Exercise | Reproduce every entry in the listing without alteration.

Input |
>>>>>

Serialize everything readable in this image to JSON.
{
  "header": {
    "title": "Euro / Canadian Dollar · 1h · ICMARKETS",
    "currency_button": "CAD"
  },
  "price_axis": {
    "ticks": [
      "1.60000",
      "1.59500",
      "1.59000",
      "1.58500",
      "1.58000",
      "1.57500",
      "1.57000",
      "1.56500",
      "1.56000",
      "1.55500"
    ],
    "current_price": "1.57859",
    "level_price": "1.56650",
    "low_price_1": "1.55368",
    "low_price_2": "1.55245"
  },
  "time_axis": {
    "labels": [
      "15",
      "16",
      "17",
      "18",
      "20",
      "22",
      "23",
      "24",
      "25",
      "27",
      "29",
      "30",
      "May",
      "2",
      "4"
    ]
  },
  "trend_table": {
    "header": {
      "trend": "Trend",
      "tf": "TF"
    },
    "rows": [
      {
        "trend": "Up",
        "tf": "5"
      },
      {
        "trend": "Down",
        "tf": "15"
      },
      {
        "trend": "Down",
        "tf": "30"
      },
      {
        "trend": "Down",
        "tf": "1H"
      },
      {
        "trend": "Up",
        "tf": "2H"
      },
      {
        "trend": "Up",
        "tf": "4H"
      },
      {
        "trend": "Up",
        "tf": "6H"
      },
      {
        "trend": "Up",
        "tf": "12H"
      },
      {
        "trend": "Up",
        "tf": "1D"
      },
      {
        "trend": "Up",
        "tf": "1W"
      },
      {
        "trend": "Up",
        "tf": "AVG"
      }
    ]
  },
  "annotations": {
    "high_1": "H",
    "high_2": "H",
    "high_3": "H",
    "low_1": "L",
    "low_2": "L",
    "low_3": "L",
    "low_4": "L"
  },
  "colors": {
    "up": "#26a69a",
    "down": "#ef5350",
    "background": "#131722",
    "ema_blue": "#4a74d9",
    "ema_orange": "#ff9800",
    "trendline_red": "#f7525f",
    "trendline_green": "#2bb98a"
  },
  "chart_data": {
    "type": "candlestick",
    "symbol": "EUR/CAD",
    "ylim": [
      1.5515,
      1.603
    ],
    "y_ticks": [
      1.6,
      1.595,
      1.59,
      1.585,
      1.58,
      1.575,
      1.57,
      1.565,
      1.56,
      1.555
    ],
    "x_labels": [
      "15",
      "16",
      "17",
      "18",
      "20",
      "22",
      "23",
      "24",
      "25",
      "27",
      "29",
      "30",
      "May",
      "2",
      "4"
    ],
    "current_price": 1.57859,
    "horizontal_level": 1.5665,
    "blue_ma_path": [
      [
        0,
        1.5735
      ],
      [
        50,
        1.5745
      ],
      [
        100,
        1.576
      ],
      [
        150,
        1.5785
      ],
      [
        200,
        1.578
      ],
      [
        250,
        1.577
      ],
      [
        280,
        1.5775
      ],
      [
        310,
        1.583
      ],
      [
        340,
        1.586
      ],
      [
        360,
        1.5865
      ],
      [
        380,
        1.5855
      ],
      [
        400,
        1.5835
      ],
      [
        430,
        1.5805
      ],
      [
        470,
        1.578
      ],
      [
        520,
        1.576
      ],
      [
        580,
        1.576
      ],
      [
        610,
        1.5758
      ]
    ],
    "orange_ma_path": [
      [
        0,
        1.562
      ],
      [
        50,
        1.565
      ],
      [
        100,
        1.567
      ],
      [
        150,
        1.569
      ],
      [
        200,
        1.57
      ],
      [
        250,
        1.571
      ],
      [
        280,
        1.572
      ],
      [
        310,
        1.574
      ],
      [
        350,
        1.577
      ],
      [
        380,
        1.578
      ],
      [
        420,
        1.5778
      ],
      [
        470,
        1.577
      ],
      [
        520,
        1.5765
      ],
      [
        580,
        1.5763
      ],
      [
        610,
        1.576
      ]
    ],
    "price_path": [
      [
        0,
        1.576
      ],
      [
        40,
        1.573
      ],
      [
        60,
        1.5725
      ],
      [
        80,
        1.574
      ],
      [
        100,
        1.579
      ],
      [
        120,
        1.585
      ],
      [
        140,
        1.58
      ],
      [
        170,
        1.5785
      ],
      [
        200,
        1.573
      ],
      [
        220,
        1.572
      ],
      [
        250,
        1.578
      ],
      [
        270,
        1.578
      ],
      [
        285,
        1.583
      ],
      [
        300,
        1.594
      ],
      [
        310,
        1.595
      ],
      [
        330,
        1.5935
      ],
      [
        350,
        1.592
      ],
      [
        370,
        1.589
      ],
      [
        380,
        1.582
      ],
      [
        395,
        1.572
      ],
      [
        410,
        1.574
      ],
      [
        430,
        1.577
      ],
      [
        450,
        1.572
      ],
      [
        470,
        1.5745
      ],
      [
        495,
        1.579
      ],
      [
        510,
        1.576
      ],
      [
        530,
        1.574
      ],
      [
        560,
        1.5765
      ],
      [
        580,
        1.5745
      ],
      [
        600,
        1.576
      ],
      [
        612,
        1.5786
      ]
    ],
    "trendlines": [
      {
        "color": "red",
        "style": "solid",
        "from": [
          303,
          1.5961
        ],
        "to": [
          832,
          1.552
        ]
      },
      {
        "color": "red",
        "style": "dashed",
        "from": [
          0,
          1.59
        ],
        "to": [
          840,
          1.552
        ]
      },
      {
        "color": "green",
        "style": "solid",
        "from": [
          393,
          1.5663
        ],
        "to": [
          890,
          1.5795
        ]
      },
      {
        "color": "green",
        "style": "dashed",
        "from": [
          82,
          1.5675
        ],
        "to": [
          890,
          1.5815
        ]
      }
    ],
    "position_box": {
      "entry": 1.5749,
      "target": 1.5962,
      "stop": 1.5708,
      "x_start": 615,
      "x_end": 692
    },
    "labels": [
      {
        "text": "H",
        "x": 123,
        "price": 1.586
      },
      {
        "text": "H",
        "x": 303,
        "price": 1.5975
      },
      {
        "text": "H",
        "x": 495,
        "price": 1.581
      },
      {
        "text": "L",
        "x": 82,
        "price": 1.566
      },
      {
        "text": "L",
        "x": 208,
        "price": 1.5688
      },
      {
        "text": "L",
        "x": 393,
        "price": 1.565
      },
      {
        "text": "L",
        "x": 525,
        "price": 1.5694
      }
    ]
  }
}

<<<<<

Solution |
Serialize everything readable in this image to JSON.
{
  "header": {
    "title": "Euro / Canadian Dollar · 1h · ICMARKETS",
    "currency_button": "CAD"
  },
  "price_axis": {
    "ticks": [
      "1.60000",
      "1.59500",
      "1.59000",
      "1.58500",
      "1.58000",
      "1.57500",
      "1.57000",
      "1.56500",
      "1.56000",
      "1.55500"
    ],
    "current_price": "1.57859",
    "level_price": "1.56650",
    "low_price_1": "1.55368",
    "low_price_2": "1.55245"
  },
  "time_axis": {
    "labels": [
      "15",
      "16",
      "17",
      "18",
      "20",
      "22",
      "23",
      "24",
      "25",
      "27",
      "29",
      "30",
      "May",
      "2",
      "4"
    ]
  },
  "trend_table": {
    "header": {
      "trend": "Trend",
      "tf": "TF"
    },
    "rows": [
      {
        "trend": "Up",
        "tf": "5"
      },
      {
        "trend": "Down",
        "tf": "15"
      },
      {
        "trend": "Down",
        "tf": "30"
      },
      {
        "trend": "Down",
        "tf": "1H"
      },
      {
        "trend": "Up",
        "tf": "2H"
      },
      {
        "trend": "Up",
        "tf": "4H"
      },
      {
        "trend": "Up",
        "tf": "6H"
      },
      {
        "trend": "Up",
        "tf": "12H"
      },
      {
        "trend": "Up",
        "tf": "1D"
      },
      {
        "trend": "Up",
        "tf": "1W"
      },
      {
        "trend": "Up",
        "tf": "AVG"
      }
    ]
  },
  "annotations": {
    "high_1": "H",
    "high_2": "H",
    "high_3": "H",
    "low_1": "L",
    "low_2": "L",
    "low_3": "L",
    "low_4": "L"
  },
  "colors": {
    "up": "#26a69a",
    "down": "#ef5350",
    "background": "#131722",
    "ema_blue": "#4a74d9",
    "ema_orange": "#ff9800",
    "trendline_red": "#f7525f",
    "trendline_green": "#2bb98a"
  },
  "chart_data": {
    "type": "candlestick",
    "symbol": "EUR/CAD",
    "ylim": [
      1.5515,
      1.603
    ],
    "y_ticks": [
      1.6,
      1.595,
      1.59,
      1.585,
      1.58,
      1.575,
      1.57,
      1.565,
      1.56,
      1.555
    ],
    "x_labels": [
      "15",
      "16",
      "17",
      "18",
      "20",
      "22",
      "23",
      "24",
      "25",
      "27",
      "29",
      "30",
      "May",
      "2",
      "4"
    ],
    "current_price": 1.57859,
    "horizontal_level": 1.5665,
    "blue_ma_path": [
      [
        0,
        1.5735
      ],
      [
        50,
        1.5745
      ],
      [
        100,
        1.576
      ],
      [
        150,
        1.5785
      ],
      [
        200,
        1.578
      ],
      [
        250,
        1.577
      ],
      [
        280,
        1.5775
      ],
      [
        310,
        1.583
      ],
      [
        340,
        1.586
      ],
      [
        360,
        1.5865
      ],
      [
        380,
        1.5855
      ],
      [
        400,
        1.5835
      ],
      [
        430,
        1.5805
      ],
      [
        470,
        1.578
      ],
      [
        520,
        1.576
      ],
      [
        580,
        1.576
      ],
      [
        610,
        1.5758
      ]
    ],
    "orange_ma_path": [
      [
        0,
        1.562
      ],
      [
        50,
        1.565
      ],
      [
        100,
        1.567
      ],
      [
        150,
        1.569
      ],
      [
        200,
        1.57
      ],
      [
        250,
        1.571
      ],
      [
        280,
        1.572
      ],
      [
        310,
        1.574
      ],
      [
        350,
        1.577
      ],
      [
        380,
        1.578
      ],
      [
        420,
        1.5778
      ],
      [
        470,
        1.577
      ],
      [
        520,
        1.5765
      ],
      [
        580,
        1.5763
      ],
      [
        610,
        1.576
      ]
    ],
    "price_path": [
      [
        0,
        1.576
      ],
      [
        40,
        1.573
      ],
      [
        60,
        1.5725
      ],
      [
        80,
        1.574
      ],
      [
        100,
        1.579
      ],
      [
        120,
        1.585
      ],
      [
        140,
        1.58
      ],
      [
        170,
        1.5785
      ],
      [
        200,
        1.573
      ],
      [
        220,
        1.572
      ],
      [
        250,
        1.578
      ],
      [
        270,
        1.578
      ],
      [
        285,
        1.583
      ],
      [
        300,
        1.594
      ],
      [
        310,
        1.595
      ],
      [
        330,
        1.5935
      ],
      [
        350,
        1.592
      ],
      [
        370,
        1.589
      ],
      [
        380,
        1.582
      ],
      [
        395,
        1.572
      ],
      [
        410,
        1.574
      ],
      [
        430,
        1.577
      ],
      [
        450,
        1.572
      ],
      [
        470,
        1.5745
      ],
      [
        495,
        1.579
      ],
      [
        510,
        1.576
      ],
      [
        530,
        1.574
      ],
      [
        560,
        1.5765
      ],
      [
        580,
        1.5745
      ],
      [
        600,
        1.576
      ],
      [
        612,
        1.5786
      ]
    ],
    "trendlines": [
      {
        "color": "red",
        "style": "solid",
        "from": [
          303,
          1.5961
        ],
        "to": [
          832,
          1.552
        ]
      },
      {
        "color": "red",
        "style": "dashed",
        "from": [
          0,
          1.59
        ],
        "to": [
          840,
          1.552
        ]
      },
      {
        "color": "green",
        "style": "solid",
        "from": [
          393,
          1.5663
        ],
        "to": [
          890,
          1.5795
        ]
      },
      {
        "color": "green",
        "style": "dashed",
        "from": [
          82,
          1.5675
        ],
        "to": [
          890,
          1.5815
        ]
      }
    ],
    "position_box": {
      "entry": 1.5749,
      "target": 1.5962,
      "stop": 1.5708,
      "x_start": 615,
      "x_end": 692
    },
    "labels": [
      {
        "text": "H",
        "x": 123,
        "price": 1.586
      },
      {
        "text": "H",
        "x": 303,
        "price": 1.5975
      },
      {
        "text": "H",
        "x": 495,
        "price": 1.581
      },
      {
        "text": "L",
        "x": 82,
        "price": 1.566
      },
      {
        "text": "L",
        "x": 208,
        "price": 1.5688
      },
      {
        "text": "L",
        "x": 393,
        "price": 1.565
      },
      {
        "text": "L",
        "x": 525,
        "price": 1.5694
      }
    ]
  }
}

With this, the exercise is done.